-------- RECORDS FOR THE EXERCISE

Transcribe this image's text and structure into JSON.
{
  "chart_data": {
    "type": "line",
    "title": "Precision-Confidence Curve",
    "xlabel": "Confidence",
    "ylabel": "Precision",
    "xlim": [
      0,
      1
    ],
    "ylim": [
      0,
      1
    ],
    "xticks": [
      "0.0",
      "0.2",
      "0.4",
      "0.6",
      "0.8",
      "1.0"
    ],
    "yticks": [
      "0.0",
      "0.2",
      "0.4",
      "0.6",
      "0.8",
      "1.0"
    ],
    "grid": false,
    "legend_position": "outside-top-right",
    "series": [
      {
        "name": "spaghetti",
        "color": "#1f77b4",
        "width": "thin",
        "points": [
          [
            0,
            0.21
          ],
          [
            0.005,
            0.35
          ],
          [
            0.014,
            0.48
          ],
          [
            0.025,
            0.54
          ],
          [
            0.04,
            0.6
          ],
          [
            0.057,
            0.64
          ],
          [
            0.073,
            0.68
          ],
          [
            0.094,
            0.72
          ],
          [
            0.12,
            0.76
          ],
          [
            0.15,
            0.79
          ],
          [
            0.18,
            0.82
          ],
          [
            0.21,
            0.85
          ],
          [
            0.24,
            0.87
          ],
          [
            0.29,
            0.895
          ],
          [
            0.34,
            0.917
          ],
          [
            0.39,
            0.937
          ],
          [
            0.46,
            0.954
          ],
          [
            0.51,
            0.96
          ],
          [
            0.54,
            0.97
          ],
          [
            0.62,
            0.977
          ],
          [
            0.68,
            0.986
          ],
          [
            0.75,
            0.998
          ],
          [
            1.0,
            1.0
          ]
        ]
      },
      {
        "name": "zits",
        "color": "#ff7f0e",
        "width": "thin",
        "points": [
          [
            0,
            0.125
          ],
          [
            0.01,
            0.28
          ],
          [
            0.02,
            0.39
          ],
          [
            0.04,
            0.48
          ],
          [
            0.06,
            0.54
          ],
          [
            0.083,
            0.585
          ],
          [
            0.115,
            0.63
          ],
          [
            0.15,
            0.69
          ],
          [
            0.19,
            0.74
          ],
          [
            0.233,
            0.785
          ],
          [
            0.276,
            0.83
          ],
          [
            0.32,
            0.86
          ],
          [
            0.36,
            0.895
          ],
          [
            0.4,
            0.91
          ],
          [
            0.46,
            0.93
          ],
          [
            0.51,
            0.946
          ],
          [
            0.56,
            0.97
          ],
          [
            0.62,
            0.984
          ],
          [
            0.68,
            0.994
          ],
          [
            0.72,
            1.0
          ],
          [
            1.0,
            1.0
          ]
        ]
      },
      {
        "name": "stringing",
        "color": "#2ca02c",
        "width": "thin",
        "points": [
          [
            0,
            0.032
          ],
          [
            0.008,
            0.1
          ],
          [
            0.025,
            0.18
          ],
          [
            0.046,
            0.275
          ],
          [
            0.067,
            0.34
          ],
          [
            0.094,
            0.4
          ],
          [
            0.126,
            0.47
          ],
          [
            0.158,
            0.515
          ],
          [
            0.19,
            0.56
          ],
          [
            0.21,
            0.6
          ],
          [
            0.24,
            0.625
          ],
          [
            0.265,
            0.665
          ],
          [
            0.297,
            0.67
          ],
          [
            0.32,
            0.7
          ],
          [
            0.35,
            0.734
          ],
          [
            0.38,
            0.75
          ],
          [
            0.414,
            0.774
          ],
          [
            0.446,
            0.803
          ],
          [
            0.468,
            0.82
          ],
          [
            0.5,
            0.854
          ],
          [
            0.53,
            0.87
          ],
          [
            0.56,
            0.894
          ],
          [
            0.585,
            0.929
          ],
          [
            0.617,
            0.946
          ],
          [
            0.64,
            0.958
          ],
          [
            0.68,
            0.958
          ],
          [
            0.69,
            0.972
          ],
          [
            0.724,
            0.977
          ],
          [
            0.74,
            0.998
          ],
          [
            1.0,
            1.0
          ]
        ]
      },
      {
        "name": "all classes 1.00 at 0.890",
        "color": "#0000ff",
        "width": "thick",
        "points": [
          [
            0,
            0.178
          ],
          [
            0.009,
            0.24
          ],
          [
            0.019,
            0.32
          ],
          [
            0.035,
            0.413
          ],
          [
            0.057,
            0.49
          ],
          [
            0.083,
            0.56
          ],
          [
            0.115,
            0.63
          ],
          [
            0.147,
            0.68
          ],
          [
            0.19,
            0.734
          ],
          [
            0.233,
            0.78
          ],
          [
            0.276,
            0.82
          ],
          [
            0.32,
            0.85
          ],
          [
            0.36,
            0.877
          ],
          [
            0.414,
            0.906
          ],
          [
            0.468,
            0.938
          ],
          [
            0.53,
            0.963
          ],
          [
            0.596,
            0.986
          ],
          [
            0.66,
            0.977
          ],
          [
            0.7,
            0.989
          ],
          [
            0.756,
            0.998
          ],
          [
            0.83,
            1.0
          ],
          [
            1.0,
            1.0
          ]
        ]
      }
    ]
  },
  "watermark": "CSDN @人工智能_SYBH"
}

----------------

## TASK TO CARRY OUT
Count the lines in the records above that hold the word "Precision", and give only that number.

## TASK ANSWER
2